**DESCRIPTION OF THE TASK**
Do not copy the pictures; transcribe all other material exactly.

**RECORDS**
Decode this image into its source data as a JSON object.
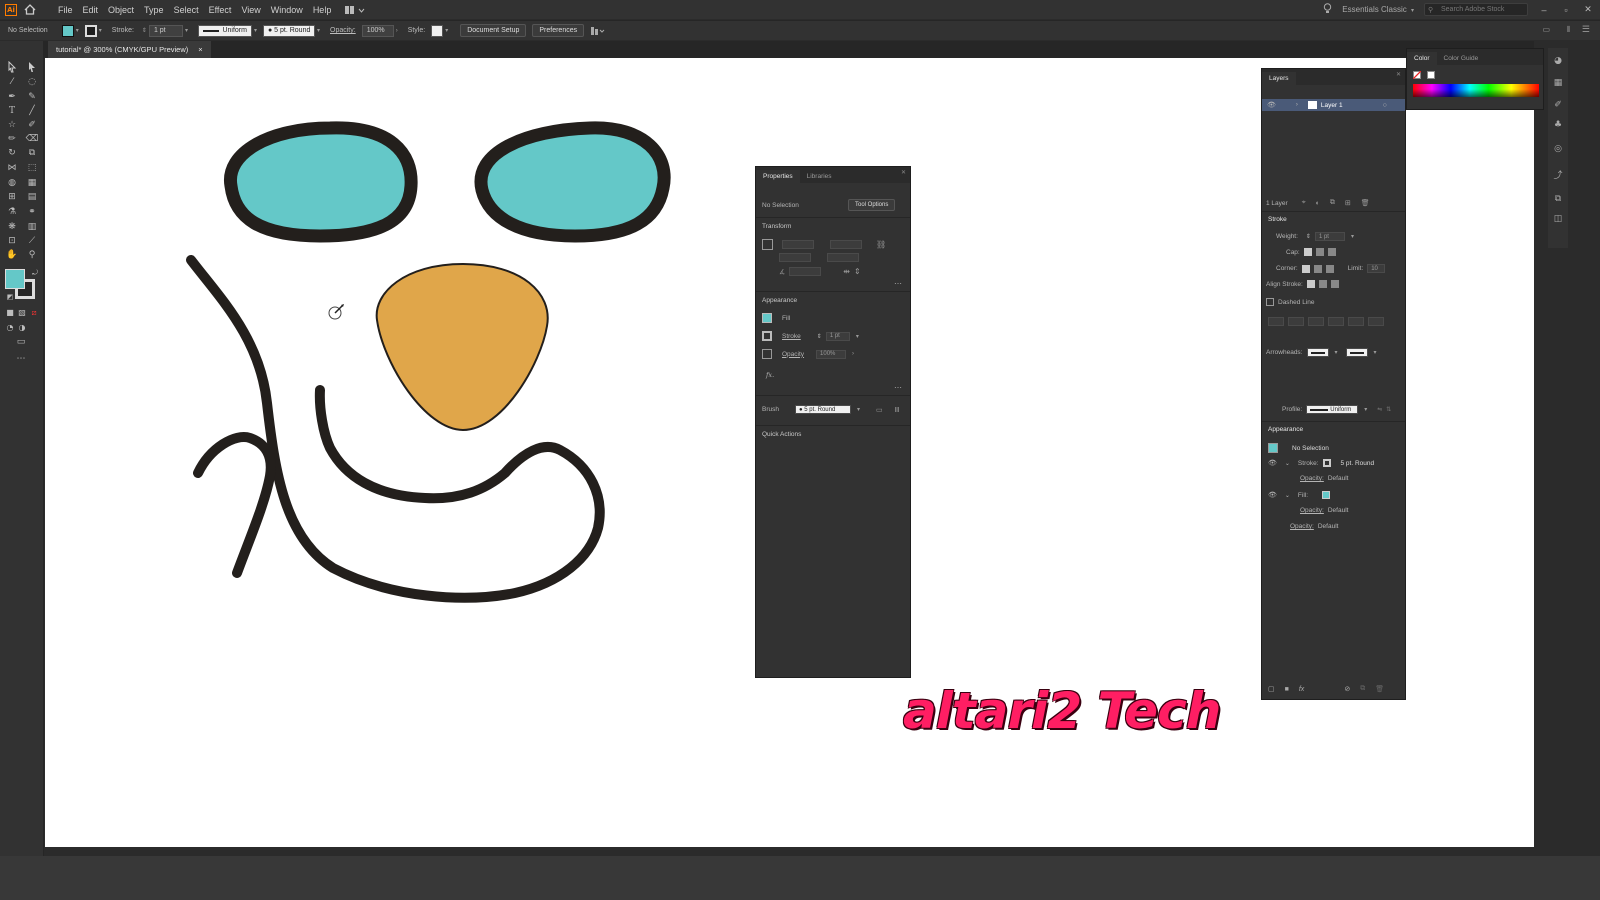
{
  "app": {
    "menu": [
      "File",
      "Edit",
      "Object",
      "Type",
      "Select",
      "Effect",
      "View",
      "Window",
      "Help"
    ],
    "workspace": "Essentials Classic",
    "search_placeholder": "Search Adobe Stock"
  },
  "control_bar": {
    "selection": "No Selection",
    "stroke_label": "Stroke:",
    "stroke_weight": "1 pt",
    "profile": "Uniform",
    "brush": "5 pt. Round",
    "opacity_label": "Opacity:",
    "opacity_value": "100%",
    "style_label": "Style:",
    "document_setup": "Document Setup",
    "preferences": "Preferences"
  },
  "document": {
    "tab_title": "tutorial* @ 300% (CMYK/GPU Preview)",
    "close": "×"
  },
  "properties_panel": {
    "tabs": [
      "Properties",
      "Libraries"
    ],
    "selection": "No Selection",
    "tool_options": "Tool Options",
    "transform": "Transform",
    "appearance": "Appearance",
    "fill": "Fill",
    "stroke": "Stroke",
    "stroke_value": "1 pt",
    "opacity": "Opacity",
    "opacity_value": "100%",
    "fx": "fx.",
    "brush_label": "Brush",
    "brush_value": "5 pt. Round",
    "quick_actions": "Quick Actions"
  },
  "layers_panel": {
    "tab": "Layers",
    "layer_name": "Layer 1",
    "footer_count": "1 Layer"
  },
  "stroke_panel": {
    "title": "Stroke",
    "weight_label": "Weight:",
    "weight_value": "1 pt",
    "cap_label": "Cap:",
    "corner_label": "Corner:",
    "limit_label": "Limit:",
    "limit_value": "10",
    "align_label": "Align Stroke:",
    "dashed_line": "Dashed Line",
    "arrowheads_label": "Arrowheads:",
    "profile_label": "Profile:",
    "profile_value": "Uniform"
  },
  "appearance_panel": {
    "title": "Appearance",
    "selection": "No Selection",
    "stroke_label": "Stroke:",
    "stroke_value": "5 pt. Round",
    "opacity_label": "Opacity:",
    "opacity_value": "Default",
    "fill_label": "Fill:"
  },
  "color_panel": {
    "tabs": [
      "Color",
      "Color Guide"
    ]
  },
  "watermark": "altari2 Tech",
  "colors": {
    "eye_fill": "#64c8c8",
    "nose_fill": "#e0a64a",
    "stroke": "#231f1c",
    "accent": "#ff1e63"
  }
}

**WRITTEN SOLUTION**
Decode this image into its source data as a JSON object.
{
  "app": {
    "menu": [
      "File",
      "Edit",
      "Object",
      "Type",
      "Select",
      "Effect",
      "View",
      "Window",
      "Help"
    ],
    "workspace": "Essentials Classic",
    "search_placeholder": "Search Adobe Stock"
  },
  "control_bar": {
    "selection": "No Selection",
    "stroke_label": "Stroke:",
    "stroke_weight": "1 pt",
    "profile": "Uniform",
    "brush": "5 pt. Round",
    "opacity_label": "Opacity:",
    "opacity_value": "100%",
    "style_label": "Style:",
    "document_setup": "Document Setup",
    "preferences": "Preferences"
  },
  "document": {
    "tab_title": "tutorial* @ 300% (CMYK/GPU Preview)",
    "close": "×"
  },
  "properties_panel": {
    "tabs": [
      "Properties",
      "Libraries"
    ],
    "selection": "No Selection",
    "tool_options": "Tool Options",
    "transform": "Transform",
    "appearance": "Appearance",
    "fill": "Fill",
    "stroke": "Stroke",
    "stroke_value": "1 pt",
    "opacity": "Opacity",
    "opacity_value": "100%",
    "fx": "fx.",
    "brush_label": "Brush",
    "brush_value": "5 pt. Round",
    "quick_actions": "Quick Actions"
  },
  "layers_panel": {
    "tab": "Layers",
    "layer_name": "Layer 1",
    "footer_count": "1 Layer"
  },
  "stroke_panel": {
    "title": "Stroke",
    "weight_label": "Weight:",
    "weight_value": "1 pt",
    "cap_label": "Cap:",
    "corner_label": "Corner:",
    "limit_label": "Limit:",
    "limit_value": "10",
    "align_label": "Align Stroke:",
    "dashed_line": "Dashed Line",
    "arrowheads_label": "Arrowheads:",
    "profile_label": "Profile:",
    "profile_value": "Uniform"
  },
  "appearance_panel": {
    "title": "Appearance",
    "selection": "No Selection",
    "stroke_label": "Stroke:",
    "stroke_value": "5 pt. Round",
    "opacity_label": "Opacity:",
    "opacity_value": "Default",
    "fill_label": "Fill:"
  },
  "color_panel": {
    "tabs": [
      "Color",
      "Color Guide"
    ]
  },
  "watermark": "altari2 Tech",
  "colors": {
    "eye_fill": "#64c8c8",
    "nose_fill": "#e0a64a",
    "stroke": "#231f1c",
    "accent": "#ff1e63"
  }
}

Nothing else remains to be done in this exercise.